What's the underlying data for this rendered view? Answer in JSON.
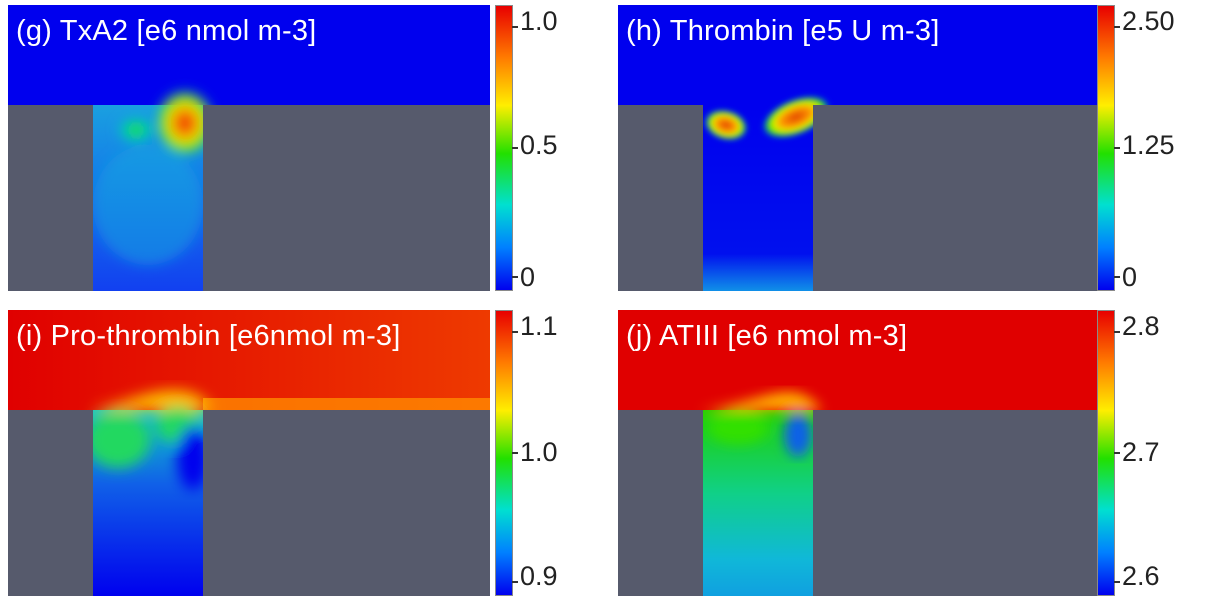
{
  "panels": [
    {
      "id": "g",
      "title": "(g) TxA2 [e6 nmol m-3]",
      "top_label": "1.0",
      "mid_label": "0.5",
      "bottom_label": "0"
    },
    {
      "id": "h",
      "title": "(h) Thrombin [e5 U m-3]",
      "top_label": "2.50",
      "mid_label": "1.25",
      "bottom_label": "0"
    },
    {
      "id": "i",
      "title": "(i) Pro-thrombin [e6nmol m-3]",
      "top_label": "1.1",
      "mid_label": "1.0",
      "bottom_label": "0.9"
    },
    {
      "id": "j",
      "title": "(j) ATIII [e6 nmol m-3]",
      "top_label": "2.8",
      "mid_label": "2.7",
      "bottom_label": "2.6"
    }
  ],
  "colors": {
    "wall": "#565a6c",
    "blue": "#0000ee",
    "red": "#e00000"
  }
}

--- --- ---

### Aim
Exactly reproduce each record, leaving out any pictures.

### Written reply
What's the underlying data for this rendered view? Answer in JSON.
{
  "panels": [
    {
      "id": "g",
      "title": "(g) TxA2 [e6 nmol m-3]",
      "top_label": "1.0",
      "mid_label": "0.5",
      "bottom_label": "0"
    },
    {
      "id": "h",
      "title": "(h) Thrombin [e5 U m-3]",
      "top_label": "2.50",
      "mid_label": "1.25",
      "bottom_label": "0"
    },
    {
      "id": "i",
      "title": "(i) Pro-thrombin [e6nmol m-3]",
      "top_label": "1.1",
      "mid_label": "1.0",
      "bottom_label": "0.9"
    },
    {
      "id": "j",
      "title": "(j) ATIII [e6 nmol m-3]",
      "top_label": "2.8",
      "mid_label": "2.7",
      "bottom_label": "2.6"
    }
  ],
  "colors": {
    "wall": "#565a6c",
    "blue": "#0000ee",
    "red": "#e00000"
  }
}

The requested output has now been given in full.